## CUPLIKAN TEKS
§ §

Minta Skema Power Wheeling Dihapus dari RUU EBT, Wakil Ketua MPR: Saya Tegas Menolak

Kamis, 12 Januari 2023 – 16:41 WIB
Kebijakan dan program pengembangan energi baru terbarukan (EBT). Foto tangkapan layar

jpnn.com, JAKARTA - Wakil Ketua MPR, Syarief Hasan mendesak pemerintah dan DPR untuk menghapuskan skema Power Wheeling dalam Rancangan Undang Undang Energi Baru Terbarukan (EBT).

Pasalnya, skema tersebut malah akan meliberalisasi sektor kelistrikan yang justru bakal merugikan negara.

BACA JUGA: PLN Kelola 2.06 Juta Ton Limbah Batu Bara, Ini Hasilnya

Skema power wheeling merupakan pemanfaatan bersama jaringan tenaga listrik.

Dengan skema ini, produsen listrik swasta (independent power producer/IPP) bisa menjual listrik langsung kepada masyarakat dengan jaringan transmisi dan distribusi yang dimiliki dan dioperasikan PLN.

BACA JUGA: Santri Dukung Ganjar Beri Karpet hingga Sembako ke Majelis Taklim di Pesanggrahan

"Saya dengan tegas menolak skema power wheeling masuk RUU EBT. Sebab jika klausul tersebut diloloskan, ini sama dengan liberalisasi sektor kelistrikan yang bertentangan dengan UUD 1945. Sebab listrik merupakan kebutuhan dasar rakyat yang harusnya dikuasai oleh negara," terang Syarief.

§ §

## DATA YANG DIAMBIL
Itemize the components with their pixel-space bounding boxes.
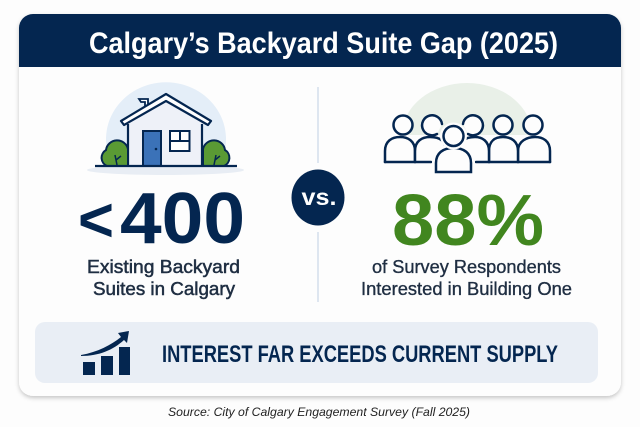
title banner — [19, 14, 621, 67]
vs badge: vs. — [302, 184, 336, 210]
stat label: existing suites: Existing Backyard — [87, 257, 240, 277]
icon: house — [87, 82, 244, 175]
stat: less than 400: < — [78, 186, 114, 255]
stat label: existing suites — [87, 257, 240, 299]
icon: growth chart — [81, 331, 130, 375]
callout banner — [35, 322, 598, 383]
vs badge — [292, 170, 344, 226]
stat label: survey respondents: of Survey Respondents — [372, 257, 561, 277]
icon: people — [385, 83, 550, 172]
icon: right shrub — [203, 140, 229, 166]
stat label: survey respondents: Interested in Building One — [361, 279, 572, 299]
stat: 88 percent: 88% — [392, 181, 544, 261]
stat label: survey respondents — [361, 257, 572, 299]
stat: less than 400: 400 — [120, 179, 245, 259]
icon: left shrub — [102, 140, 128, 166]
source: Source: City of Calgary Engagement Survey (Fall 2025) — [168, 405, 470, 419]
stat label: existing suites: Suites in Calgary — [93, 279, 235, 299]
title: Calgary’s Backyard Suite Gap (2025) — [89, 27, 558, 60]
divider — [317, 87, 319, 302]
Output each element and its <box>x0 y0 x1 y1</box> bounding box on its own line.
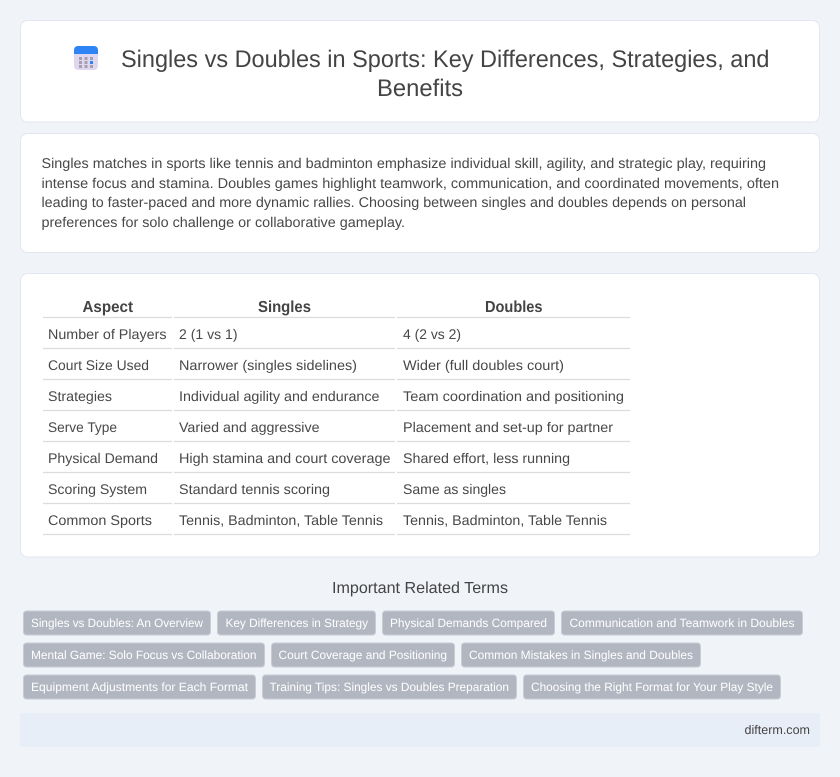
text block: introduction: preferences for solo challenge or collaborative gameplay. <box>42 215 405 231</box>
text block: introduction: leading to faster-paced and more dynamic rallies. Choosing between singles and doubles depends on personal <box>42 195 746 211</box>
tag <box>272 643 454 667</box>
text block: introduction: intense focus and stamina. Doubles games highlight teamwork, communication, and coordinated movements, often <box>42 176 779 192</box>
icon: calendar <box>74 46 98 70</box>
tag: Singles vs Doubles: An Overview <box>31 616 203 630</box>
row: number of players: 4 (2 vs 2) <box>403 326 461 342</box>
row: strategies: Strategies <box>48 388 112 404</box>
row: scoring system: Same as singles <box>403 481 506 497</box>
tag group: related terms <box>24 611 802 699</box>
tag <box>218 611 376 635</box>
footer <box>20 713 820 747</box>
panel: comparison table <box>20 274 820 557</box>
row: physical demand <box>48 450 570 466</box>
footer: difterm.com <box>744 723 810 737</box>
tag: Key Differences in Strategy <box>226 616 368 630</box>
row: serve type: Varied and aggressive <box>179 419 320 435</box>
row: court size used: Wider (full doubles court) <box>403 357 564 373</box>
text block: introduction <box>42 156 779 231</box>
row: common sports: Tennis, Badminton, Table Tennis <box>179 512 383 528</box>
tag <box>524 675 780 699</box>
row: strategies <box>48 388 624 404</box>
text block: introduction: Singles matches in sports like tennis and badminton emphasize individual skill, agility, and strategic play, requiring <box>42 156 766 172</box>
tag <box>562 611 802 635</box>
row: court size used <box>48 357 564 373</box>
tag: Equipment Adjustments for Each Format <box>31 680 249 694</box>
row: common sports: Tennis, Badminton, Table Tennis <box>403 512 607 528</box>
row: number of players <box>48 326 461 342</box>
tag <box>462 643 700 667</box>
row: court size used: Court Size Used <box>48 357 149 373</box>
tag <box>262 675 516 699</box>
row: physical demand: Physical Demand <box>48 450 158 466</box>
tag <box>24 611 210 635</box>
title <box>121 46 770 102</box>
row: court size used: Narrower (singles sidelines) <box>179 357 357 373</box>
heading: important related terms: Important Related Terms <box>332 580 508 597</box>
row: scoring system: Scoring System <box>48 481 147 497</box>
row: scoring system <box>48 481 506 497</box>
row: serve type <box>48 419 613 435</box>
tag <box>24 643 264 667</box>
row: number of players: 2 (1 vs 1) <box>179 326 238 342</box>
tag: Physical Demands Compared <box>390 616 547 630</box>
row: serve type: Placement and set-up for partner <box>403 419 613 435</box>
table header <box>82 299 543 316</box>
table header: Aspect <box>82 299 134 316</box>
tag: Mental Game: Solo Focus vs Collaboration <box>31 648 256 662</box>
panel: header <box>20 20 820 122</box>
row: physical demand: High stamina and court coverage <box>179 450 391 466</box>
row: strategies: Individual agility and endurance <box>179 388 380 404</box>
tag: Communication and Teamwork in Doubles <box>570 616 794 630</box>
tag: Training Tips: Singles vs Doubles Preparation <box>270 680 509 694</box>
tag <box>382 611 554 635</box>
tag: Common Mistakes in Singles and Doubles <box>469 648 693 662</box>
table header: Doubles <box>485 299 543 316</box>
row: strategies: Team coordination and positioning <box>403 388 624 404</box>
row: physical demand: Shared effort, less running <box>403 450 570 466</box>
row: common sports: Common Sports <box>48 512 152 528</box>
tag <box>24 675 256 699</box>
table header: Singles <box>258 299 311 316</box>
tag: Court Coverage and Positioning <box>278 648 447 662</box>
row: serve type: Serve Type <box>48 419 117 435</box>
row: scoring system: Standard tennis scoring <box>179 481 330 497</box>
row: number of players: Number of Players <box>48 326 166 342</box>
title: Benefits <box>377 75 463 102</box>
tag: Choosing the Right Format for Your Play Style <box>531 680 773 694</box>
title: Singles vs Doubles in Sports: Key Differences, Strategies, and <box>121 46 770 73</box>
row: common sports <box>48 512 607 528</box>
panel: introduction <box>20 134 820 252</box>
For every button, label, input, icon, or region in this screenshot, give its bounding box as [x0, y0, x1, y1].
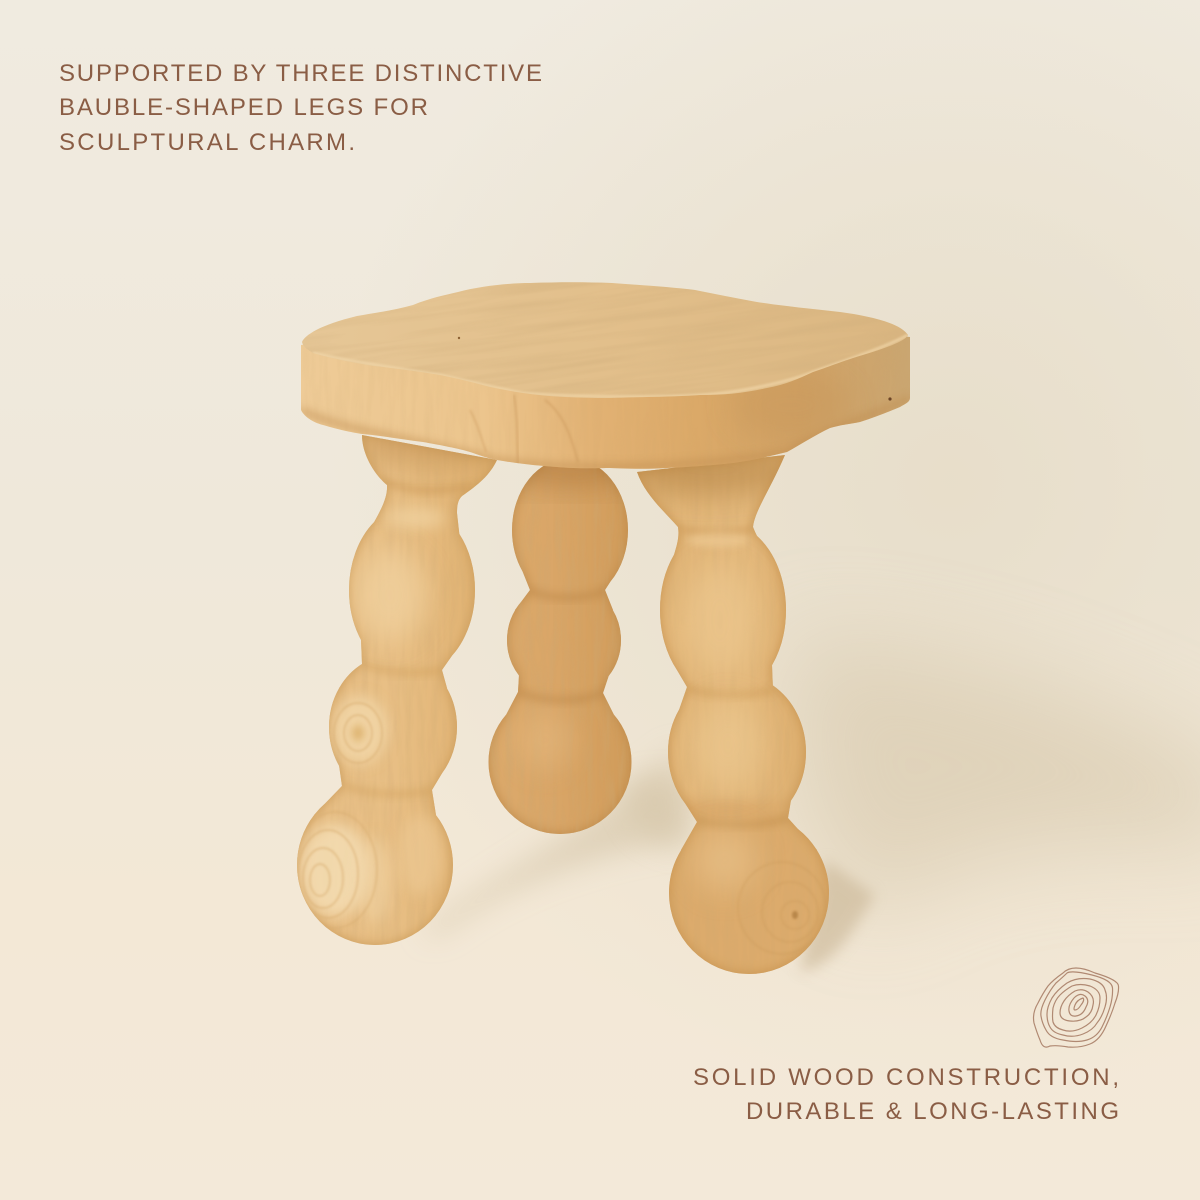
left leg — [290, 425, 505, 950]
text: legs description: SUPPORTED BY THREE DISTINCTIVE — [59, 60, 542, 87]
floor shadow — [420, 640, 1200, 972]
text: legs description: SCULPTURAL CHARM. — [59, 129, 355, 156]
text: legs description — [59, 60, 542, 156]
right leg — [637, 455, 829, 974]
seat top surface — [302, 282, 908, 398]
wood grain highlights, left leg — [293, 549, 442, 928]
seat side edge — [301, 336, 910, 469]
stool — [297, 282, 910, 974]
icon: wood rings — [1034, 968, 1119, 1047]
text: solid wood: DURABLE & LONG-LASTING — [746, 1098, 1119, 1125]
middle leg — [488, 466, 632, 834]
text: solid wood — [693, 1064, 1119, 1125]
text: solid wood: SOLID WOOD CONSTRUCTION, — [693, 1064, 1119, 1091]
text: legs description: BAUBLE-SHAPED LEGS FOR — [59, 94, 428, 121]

§ §

## RINCIAN SOAL
Sebutkan semua alasan yang dikemukakan Syarief Hasan dalam kutipan langsungnya untuk menolak skema power wheeling, berdasarkan berita tentang RUU EBT.

## JAWABAN LENGKAP
- Jika klausul tersebut diloloskan, hal itu sama dengan liberalisasi sektor kelistrikan.
- Liberalisasi itu bertentangan dengan UUD 1945.
- Listrik merupakan kebutuhan dasar rakyat yang seharusnya dikuasai oleh negara.